● **GIVEN TASK**: Look through the records below and give the number of lines holding the string "Output", nothing more.

● **GIVEN ENTRIES**:
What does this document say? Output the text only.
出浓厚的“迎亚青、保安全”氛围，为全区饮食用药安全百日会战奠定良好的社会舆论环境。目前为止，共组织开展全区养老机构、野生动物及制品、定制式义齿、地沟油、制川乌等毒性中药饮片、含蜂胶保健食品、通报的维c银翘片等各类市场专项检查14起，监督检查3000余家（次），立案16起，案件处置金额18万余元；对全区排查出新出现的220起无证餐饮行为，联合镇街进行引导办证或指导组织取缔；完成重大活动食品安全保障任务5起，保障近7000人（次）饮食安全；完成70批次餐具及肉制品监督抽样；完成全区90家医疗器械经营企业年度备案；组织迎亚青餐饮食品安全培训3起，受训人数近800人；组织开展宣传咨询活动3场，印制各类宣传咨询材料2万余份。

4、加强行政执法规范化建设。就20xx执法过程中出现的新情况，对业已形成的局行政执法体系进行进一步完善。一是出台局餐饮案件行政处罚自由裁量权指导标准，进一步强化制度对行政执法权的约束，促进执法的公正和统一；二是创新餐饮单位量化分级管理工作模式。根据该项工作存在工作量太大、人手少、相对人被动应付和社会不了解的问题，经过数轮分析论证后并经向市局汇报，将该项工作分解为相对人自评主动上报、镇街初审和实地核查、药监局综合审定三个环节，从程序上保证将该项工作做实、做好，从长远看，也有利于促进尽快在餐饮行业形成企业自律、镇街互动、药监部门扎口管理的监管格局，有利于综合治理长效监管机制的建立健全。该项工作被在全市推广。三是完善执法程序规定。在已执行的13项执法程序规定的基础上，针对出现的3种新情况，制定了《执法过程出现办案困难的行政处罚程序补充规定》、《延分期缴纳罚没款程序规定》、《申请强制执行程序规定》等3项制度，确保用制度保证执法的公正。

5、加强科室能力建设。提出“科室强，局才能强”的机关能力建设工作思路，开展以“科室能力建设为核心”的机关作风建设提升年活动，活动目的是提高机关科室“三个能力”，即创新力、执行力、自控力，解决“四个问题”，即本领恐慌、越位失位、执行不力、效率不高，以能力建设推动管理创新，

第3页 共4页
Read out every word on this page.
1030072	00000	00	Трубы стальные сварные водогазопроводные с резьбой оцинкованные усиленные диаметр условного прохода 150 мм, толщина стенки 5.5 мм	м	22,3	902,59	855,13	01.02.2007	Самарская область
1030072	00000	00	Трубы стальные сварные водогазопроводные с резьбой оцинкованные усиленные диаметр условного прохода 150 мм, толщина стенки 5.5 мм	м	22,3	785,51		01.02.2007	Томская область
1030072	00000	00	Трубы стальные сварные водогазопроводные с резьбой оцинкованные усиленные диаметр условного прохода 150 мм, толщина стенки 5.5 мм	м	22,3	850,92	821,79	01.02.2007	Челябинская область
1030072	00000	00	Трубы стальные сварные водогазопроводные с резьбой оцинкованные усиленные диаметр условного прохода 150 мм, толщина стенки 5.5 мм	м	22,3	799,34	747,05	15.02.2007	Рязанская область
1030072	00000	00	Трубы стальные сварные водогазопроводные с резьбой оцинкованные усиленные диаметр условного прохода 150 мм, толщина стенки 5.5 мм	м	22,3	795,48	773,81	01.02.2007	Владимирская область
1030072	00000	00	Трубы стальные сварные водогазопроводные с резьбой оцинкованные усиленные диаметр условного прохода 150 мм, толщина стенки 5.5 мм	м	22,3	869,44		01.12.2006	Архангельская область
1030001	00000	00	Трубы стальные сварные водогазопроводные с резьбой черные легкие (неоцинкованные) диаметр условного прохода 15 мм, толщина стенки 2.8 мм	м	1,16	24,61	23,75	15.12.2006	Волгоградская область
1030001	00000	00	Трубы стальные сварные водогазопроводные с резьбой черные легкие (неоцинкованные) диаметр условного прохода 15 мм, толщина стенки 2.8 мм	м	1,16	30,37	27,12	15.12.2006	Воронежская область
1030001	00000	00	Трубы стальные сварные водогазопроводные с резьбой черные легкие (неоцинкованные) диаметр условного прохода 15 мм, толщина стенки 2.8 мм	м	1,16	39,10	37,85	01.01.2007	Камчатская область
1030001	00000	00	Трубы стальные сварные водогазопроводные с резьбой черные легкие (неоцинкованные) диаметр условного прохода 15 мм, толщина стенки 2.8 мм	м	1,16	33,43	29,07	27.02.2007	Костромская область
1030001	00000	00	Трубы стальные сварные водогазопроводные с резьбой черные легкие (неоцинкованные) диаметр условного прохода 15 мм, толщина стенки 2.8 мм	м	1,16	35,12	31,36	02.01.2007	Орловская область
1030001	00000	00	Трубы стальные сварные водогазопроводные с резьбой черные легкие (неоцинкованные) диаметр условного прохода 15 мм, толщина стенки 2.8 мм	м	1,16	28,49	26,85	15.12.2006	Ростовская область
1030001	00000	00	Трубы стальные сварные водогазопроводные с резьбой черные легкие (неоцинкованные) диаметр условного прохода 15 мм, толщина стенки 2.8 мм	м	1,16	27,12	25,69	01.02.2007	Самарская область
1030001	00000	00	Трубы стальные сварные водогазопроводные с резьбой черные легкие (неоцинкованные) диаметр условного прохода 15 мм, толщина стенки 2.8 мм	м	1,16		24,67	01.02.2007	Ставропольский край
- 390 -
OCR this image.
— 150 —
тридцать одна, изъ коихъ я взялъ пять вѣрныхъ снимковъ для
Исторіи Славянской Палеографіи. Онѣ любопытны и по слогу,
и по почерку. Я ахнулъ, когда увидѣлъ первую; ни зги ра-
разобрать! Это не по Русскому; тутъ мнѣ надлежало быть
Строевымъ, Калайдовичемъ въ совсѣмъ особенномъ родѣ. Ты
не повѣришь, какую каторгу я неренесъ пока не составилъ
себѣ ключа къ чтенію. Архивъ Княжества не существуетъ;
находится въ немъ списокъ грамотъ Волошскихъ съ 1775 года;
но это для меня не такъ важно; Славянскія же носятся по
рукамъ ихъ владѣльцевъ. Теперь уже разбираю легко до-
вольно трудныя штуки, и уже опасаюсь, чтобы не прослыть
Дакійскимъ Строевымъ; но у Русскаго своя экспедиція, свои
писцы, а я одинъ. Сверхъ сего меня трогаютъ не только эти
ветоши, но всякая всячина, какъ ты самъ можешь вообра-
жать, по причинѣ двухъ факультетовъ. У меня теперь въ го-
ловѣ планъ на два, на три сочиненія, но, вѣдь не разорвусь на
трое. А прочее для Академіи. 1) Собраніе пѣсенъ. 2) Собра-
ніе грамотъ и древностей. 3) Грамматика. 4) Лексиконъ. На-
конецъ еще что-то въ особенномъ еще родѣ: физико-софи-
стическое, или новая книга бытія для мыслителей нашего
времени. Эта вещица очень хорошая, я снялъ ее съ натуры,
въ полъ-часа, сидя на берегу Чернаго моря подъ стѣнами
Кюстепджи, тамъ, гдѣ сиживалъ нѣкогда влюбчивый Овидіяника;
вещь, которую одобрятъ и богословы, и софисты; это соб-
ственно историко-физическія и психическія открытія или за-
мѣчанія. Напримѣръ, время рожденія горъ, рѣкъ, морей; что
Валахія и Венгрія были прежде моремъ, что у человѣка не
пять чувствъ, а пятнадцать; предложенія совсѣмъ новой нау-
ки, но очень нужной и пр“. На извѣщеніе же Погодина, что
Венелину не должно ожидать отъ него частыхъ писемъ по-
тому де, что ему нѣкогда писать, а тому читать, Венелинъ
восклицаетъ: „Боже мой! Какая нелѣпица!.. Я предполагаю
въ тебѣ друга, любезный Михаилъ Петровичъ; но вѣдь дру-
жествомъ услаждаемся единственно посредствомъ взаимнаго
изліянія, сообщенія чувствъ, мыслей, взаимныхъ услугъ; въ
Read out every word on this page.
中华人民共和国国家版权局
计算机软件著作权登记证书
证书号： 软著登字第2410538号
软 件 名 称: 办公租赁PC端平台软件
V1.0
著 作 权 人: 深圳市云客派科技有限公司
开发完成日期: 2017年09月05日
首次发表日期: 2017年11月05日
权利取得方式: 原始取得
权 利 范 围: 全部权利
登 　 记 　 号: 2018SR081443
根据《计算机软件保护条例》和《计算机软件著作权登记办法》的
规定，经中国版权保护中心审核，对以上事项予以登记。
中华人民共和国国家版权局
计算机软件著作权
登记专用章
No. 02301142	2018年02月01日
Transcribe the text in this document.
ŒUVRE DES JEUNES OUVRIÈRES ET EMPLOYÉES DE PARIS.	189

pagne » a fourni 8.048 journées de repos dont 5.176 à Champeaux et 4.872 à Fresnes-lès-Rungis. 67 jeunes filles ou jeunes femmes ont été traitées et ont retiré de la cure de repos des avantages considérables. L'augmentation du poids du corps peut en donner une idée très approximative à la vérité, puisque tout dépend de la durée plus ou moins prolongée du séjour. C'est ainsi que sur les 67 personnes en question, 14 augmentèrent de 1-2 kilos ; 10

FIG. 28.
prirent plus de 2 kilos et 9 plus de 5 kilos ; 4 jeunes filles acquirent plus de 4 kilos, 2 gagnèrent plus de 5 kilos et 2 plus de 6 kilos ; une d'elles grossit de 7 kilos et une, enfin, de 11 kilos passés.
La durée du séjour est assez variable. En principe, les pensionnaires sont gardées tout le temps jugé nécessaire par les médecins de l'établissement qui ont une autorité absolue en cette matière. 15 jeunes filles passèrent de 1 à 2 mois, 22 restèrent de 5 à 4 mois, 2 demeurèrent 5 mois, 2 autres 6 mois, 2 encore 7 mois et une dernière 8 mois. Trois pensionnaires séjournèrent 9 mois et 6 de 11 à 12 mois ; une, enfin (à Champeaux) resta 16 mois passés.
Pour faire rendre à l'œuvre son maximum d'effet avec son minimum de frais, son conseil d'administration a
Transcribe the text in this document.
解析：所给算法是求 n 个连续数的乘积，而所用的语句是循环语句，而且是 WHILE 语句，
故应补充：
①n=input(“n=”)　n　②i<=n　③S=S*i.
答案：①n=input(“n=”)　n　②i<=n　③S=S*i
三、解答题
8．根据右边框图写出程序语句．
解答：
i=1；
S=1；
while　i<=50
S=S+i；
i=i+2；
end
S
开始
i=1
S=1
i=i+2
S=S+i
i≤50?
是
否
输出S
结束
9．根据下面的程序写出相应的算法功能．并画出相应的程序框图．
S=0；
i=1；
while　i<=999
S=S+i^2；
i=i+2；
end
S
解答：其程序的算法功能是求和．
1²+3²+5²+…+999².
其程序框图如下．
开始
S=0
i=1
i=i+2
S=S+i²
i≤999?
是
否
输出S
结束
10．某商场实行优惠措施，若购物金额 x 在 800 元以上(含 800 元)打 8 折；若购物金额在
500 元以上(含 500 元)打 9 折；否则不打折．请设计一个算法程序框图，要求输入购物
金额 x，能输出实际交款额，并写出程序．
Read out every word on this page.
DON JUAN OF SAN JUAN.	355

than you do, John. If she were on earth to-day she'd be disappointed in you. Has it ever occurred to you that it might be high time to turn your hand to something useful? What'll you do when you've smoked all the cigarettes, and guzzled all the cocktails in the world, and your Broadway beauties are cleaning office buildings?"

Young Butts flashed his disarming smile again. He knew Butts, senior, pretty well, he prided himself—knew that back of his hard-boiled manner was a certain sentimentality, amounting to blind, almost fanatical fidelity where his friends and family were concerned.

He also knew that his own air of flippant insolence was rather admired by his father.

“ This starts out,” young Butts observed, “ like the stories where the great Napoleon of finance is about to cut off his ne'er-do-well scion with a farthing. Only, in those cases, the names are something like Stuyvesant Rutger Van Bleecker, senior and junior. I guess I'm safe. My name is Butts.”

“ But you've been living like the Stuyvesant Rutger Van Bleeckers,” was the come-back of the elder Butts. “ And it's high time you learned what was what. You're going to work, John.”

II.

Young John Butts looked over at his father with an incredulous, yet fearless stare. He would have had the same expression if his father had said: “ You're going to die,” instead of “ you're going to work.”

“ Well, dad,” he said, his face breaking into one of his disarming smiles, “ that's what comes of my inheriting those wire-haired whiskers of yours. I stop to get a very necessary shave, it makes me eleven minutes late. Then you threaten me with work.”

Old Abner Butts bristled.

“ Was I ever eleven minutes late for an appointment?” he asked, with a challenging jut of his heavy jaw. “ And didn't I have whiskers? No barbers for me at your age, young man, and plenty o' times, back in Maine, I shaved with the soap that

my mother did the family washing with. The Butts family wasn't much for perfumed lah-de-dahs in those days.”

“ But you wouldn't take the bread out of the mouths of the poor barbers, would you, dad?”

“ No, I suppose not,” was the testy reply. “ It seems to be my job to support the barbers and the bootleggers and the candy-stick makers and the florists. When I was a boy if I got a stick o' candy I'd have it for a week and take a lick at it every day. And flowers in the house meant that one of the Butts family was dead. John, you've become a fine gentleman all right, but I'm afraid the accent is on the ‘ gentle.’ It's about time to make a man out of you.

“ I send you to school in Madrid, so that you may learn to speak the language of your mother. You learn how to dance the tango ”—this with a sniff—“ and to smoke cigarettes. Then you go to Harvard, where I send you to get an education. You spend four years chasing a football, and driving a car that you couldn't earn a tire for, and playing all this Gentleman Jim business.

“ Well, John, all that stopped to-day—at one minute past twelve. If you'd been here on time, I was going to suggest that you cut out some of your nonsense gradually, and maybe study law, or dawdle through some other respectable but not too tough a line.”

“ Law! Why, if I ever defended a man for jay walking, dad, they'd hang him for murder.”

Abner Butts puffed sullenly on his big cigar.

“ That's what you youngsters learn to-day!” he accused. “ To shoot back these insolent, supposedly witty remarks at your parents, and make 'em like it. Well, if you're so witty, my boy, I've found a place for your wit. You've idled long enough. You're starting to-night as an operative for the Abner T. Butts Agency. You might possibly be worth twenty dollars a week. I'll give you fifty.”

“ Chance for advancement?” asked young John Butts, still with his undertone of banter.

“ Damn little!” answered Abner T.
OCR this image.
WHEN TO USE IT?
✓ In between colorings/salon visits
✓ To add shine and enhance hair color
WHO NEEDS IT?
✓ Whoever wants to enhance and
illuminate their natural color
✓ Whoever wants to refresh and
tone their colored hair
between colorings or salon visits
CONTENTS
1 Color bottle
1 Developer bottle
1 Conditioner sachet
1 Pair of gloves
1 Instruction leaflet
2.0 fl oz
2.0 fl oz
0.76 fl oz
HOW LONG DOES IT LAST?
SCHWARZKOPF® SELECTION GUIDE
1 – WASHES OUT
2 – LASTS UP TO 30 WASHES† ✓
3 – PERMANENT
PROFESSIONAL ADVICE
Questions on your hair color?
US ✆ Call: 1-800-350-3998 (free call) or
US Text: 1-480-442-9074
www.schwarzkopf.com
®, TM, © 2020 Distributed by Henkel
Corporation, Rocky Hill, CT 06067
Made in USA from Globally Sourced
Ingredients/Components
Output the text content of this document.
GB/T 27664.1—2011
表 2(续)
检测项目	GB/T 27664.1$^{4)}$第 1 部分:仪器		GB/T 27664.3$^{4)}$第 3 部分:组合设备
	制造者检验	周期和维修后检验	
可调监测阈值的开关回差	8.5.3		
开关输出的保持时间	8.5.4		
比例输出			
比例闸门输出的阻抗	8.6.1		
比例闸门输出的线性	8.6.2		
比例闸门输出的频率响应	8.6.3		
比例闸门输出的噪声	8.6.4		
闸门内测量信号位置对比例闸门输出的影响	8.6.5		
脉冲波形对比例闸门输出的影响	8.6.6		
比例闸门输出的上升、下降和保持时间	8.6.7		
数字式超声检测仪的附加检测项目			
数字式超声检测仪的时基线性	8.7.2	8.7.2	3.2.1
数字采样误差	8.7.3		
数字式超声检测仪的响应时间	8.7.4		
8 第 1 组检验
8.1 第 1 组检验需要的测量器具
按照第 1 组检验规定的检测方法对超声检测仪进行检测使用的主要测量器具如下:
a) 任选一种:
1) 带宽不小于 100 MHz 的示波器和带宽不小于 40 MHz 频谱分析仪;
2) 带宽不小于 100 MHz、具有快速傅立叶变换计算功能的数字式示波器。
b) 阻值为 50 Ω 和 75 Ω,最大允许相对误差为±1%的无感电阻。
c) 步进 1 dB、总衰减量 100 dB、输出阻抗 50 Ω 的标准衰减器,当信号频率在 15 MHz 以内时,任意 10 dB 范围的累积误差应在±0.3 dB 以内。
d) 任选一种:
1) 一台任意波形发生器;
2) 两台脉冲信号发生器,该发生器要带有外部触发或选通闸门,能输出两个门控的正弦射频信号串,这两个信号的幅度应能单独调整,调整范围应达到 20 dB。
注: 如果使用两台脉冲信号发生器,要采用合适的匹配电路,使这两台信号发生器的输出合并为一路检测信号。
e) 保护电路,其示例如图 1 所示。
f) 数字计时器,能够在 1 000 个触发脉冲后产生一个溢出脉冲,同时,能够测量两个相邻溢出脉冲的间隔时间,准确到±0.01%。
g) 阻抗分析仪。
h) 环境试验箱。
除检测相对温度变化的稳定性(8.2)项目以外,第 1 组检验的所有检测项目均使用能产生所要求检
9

● **TASK RESULT**: 2